(EXERCISE DESCRIPTION): Where in the data below does the word "know" appear? Copy each line that holds it.

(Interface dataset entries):
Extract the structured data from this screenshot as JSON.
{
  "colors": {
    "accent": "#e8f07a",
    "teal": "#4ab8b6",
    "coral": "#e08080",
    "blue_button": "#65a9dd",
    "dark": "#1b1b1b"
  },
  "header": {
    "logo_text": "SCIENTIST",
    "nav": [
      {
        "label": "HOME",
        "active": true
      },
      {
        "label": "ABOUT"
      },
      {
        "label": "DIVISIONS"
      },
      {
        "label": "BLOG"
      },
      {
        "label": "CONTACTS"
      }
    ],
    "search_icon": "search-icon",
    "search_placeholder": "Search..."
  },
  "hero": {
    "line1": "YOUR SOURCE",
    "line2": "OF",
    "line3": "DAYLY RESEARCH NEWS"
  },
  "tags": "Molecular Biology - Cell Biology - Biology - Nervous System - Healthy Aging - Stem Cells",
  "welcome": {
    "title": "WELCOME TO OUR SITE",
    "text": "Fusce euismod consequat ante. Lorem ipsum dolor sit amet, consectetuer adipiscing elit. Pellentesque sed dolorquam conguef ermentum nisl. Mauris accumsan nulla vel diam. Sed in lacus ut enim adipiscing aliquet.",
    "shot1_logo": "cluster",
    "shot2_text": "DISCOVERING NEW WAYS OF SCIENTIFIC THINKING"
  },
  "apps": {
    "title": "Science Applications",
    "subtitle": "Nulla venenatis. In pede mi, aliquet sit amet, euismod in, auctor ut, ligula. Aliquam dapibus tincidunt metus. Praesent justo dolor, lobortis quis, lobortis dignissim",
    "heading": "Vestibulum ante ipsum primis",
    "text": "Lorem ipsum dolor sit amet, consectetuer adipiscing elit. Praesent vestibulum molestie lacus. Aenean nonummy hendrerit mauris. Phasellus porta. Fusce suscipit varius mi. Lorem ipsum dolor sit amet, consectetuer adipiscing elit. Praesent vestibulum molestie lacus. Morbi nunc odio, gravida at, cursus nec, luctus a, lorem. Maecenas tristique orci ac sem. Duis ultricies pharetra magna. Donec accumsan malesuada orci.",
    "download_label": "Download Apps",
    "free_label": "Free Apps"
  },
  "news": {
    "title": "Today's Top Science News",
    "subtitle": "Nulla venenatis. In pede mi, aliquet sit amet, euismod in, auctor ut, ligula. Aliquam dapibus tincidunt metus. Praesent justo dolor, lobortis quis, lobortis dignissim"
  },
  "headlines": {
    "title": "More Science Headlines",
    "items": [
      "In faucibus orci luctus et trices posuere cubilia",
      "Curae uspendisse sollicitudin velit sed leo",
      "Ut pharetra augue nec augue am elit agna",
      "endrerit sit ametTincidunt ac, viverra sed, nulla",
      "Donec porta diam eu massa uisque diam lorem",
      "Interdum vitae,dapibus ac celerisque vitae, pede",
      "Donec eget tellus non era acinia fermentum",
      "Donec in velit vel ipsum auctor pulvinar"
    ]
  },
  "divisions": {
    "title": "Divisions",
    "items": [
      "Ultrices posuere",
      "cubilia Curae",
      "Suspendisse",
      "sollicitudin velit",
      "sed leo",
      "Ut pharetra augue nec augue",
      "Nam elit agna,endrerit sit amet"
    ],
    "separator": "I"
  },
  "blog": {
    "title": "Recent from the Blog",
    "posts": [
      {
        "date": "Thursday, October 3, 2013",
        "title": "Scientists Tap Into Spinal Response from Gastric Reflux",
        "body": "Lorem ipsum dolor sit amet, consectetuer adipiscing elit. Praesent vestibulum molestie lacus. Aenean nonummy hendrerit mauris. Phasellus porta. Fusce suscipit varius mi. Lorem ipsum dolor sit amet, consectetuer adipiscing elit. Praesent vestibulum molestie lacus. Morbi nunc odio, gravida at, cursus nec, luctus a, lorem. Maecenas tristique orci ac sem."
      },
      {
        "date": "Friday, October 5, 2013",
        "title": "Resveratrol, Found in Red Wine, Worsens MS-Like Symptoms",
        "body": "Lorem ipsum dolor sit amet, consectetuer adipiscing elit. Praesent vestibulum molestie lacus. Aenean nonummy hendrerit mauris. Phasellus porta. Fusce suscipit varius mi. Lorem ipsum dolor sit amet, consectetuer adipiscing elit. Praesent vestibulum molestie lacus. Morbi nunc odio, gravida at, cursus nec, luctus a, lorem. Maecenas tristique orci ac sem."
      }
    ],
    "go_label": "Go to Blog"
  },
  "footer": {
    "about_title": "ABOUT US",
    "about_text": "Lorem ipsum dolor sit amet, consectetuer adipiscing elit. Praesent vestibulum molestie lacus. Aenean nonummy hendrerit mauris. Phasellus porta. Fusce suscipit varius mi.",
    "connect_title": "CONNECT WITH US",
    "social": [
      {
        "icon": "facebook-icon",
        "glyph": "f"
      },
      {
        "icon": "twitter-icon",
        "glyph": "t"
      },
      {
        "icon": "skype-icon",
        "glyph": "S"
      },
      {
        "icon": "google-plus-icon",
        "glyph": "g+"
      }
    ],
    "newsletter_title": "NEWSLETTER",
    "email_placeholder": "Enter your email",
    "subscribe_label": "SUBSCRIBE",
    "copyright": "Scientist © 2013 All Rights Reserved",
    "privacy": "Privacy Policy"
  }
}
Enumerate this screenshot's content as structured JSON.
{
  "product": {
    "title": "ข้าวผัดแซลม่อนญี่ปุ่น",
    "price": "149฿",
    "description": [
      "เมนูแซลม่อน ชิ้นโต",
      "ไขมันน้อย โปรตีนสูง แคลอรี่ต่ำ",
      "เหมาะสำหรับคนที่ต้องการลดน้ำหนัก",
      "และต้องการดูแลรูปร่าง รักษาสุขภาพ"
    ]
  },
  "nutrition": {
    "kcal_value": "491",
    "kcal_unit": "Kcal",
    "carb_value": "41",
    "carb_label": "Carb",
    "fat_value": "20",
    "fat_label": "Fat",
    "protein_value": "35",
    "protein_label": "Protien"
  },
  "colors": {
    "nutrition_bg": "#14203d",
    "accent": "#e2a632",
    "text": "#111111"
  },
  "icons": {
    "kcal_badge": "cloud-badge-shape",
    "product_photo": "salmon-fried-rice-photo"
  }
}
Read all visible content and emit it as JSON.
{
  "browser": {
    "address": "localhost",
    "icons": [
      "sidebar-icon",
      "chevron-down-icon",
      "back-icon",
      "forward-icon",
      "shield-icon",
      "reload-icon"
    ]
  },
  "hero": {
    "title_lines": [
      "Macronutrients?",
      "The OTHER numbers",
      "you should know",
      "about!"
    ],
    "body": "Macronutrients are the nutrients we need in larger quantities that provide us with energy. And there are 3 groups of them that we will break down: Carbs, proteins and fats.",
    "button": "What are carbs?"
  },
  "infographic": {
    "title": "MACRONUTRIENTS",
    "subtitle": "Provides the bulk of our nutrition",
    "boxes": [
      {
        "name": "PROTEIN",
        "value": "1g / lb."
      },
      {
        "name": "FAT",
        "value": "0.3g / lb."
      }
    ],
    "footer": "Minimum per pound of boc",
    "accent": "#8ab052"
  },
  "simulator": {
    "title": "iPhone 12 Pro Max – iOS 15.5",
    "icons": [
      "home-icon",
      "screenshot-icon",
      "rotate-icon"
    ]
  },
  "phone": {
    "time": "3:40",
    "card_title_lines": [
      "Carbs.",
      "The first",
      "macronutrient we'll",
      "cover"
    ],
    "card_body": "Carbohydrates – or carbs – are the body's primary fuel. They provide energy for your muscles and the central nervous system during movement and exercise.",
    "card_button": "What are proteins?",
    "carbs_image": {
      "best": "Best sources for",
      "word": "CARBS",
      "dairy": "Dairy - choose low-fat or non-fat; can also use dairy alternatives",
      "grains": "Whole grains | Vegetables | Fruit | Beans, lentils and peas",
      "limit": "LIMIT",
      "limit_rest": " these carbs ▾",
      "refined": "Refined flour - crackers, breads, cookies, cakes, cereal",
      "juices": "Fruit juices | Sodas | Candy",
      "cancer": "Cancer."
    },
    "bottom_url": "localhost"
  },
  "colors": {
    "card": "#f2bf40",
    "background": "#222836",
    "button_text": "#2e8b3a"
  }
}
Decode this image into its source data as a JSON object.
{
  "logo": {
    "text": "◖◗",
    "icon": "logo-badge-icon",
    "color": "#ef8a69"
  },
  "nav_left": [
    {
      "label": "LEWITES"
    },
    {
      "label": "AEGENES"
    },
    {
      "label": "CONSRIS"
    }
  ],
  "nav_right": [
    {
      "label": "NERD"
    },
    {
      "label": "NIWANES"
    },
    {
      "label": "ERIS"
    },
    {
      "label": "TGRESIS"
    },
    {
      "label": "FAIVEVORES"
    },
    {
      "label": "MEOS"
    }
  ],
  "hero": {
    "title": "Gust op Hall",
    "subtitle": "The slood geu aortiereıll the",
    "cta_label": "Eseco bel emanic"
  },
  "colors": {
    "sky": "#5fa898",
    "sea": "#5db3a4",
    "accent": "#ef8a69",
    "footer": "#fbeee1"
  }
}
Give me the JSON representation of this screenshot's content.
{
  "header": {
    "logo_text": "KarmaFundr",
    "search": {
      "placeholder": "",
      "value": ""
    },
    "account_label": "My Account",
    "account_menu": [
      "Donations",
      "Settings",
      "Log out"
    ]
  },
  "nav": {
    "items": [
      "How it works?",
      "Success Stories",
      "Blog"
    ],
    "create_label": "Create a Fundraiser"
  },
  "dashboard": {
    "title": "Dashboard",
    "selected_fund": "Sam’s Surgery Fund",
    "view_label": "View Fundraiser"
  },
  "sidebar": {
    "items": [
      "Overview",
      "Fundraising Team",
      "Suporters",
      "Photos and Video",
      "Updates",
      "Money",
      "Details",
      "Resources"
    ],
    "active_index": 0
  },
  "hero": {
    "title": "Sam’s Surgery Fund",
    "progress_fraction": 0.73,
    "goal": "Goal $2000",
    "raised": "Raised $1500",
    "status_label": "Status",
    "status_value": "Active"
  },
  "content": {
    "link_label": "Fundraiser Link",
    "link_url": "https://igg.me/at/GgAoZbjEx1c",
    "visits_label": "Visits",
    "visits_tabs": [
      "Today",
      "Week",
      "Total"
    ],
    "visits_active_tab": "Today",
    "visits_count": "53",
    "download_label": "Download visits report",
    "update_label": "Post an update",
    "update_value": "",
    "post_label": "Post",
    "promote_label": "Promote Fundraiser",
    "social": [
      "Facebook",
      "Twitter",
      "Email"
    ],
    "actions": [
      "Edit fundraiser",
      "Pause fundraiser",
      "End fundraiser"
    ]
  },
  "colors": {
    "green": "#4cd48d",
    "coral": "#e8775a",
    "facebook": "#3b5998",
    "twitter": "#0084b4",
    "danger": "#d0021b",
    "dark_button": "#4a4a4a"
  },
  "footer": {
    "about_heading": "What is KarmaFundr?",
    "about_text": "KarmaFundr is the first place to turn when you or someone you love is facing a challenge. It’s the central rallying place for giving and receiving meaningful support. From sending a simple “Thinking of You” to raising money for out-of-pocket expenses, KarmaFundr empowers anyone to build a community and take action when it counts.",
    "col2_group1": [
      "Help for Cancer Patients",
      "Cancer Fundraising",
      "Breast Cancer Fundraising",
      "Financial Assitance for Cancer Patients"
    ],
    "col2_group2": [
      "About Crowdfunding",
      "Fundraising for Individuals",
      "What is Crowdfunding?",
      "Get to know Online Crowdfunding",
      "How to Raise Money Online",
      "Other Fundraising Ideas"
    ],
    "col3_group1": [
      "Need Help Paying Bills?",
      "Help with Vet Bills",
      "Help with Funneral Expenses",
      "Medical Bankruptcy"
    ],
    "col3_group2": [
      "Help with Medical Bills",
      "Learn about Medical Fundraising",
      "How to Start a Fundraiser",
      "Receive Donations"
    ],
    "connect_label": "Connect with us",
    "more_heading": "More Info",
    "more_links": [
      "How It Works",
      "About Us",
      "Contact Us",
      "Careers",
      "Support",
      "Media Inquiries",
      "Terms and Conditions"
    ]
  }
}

(ANSWER TO THE PROBLEM):
      "you should know",
      "Get to know Online Crowdfunding",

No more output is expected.